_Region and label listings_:
+===+
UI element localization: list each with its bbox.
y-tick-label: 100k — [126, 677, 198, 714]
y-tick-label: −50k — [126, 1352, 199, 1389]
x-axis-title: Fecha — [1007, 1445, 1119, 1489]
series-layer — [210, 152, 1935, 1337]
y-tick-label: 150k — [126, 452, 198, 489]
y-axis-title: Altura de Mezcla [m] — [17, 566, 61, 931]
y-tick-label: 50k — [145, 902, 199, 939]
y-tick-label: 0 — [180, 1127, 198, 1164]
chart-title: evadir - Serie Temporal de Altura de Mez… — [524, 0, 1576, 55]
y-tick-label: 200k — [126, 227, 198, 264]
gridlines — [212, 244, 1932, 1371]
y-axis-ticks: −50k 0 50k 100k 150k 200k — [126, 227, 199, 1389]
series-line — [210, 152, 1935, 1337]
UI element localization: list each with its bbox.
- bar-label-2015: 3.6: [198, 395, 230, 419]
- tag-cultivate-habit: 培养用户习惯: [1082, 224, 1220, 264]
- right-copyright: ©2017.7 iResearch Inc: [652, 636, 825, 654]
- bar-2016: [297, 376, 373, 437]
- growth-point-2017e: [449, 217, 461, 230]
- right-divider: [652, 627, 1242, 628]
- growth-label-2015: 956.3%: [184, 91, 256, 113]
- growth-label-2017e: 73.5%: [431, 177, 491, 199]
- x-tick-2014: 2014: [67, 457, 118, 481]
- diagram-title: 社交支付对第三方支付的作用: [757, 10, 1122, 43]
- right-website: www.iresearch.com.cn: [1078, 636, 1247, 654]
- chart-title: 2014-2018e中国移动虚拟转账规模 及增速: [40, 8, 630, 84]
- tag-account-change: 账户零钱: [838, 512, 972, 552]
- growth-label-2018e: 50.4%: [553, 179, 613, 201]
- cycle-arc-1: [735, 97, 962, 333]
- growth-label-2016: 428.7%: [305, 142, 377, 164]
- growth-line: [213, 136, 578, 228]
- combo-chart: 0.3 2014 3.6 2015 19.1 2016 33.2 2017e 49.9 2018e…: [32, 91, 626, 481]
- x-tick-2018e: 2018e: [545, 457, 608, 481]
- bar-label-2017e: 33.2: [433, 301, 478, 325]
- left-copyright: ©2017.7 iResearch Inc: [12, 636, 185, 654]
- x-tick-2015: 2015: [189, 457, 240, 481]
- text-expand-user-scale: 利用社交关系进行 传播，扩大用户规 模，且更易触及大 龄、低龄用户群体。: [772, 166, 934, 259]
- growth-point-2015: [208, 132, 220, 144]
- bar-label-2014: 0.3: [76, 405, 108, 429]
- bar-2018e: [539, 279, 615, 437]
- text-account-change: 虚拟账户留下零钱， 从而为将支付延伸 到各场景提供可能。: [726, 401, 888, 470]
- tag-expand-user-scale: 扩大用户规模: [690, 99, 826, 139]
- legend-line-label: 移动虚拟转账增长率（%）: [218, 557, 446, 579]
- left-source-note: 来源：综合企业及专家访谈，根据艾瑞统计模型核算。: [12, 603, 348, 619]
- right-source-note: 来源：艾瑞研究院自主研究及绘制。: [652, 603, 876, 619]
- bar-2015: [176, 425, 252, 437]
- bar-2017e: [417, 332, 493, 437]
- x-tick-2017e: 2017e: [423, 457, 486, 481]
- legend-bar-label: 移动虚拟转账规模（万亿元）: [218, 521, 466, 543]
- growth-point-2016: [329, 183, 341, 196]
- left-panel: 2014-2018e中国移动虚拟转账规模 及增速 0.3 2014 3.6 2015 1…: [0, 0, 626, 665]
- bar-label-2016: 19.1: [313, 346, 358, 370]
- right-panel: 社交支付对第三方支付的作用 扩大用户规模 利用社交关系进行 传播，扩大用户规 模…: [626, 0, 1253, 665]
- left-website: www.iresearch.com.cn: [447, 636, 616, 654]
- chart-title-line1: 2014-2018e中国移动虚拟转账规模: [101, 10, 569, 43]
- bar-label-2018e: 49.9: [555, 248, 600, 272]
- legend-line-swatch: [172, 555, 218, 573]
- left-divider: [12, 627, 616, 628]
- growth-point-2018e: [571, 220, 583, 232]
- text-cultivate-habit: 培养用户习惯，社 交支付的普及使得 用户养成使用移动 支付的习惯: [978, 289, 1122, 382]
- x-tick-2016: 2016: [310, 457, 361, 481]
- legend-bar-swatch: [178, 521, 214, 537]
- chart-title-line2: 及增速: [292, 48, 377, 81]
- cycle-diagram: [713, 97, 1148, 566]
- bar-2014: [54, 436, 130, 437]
+===+
_Written task_: Lay out the records from their first line through the line containing "- right-divider: [652, 627, 1242, 628]" as a Markdown table with the columns Row and Line. Give each line a row number and skip any blank lines.

_Solution below_:
| Row | Line |
|---|---|
| 1 | UI element localization: list each with its bbox. |
| 2 | y-tick-label: 100k — [126, 677, 198, 714] |
| 3 | y-tick-label: −50k — [126, 1352, 199, 1389] |
| 4 | x-axis-title: Fecha — [1007, 1445, 1119, 1489] |
| 5 | series-layer — [210, 152, 1935, 1337] |
| 6 | y-tick-label: 150k — [126, 452, 198, 489] |
| 7 | y-axis-title: Altura de Mezcla [m] — [17, 566, 61, 931] |
| 8 | y-tick-label: 50k — [145, 902, 199, 939] |
| 9 | y-tick-label: 0 — [180, 1127, 198, 1164] |
| 10 | chart-title: evadir - Serie Temporal de Altura de Mez… — [524, 0, 1576, 55] |
| 11 | y-tick-label: 200k — [126, 227, 198, 264] |
| 12 | gridlines — [212, 244, 1932, 1371] |
| 13 | y-axis-ticks: −50k 0 50k 100k 150k 200k — [126, 227, 199, 1389] |
| 14 | series-line — [210, 152, 1935, 1337] |
| 15 | UI element localization: list each with its bbox. |
| 16 | - bar-label-2015: 3.6: [198, 395, 230, 419] |
| 17 | - tag-cultivate-habit: 培养用户习惯: [1082, 224, 1220, 264] |
| 18 | - right-copyright: ©2017.7 iResearch Inc: [652, 636, 825, 654] |
| 19 | - bar-2016: [297, 376, 373, 437] |
| 20 | - growth-point-2017e: [449, 217, 461, 230] |
| 21 | - right-divider: [652, 627, 1242, 628] |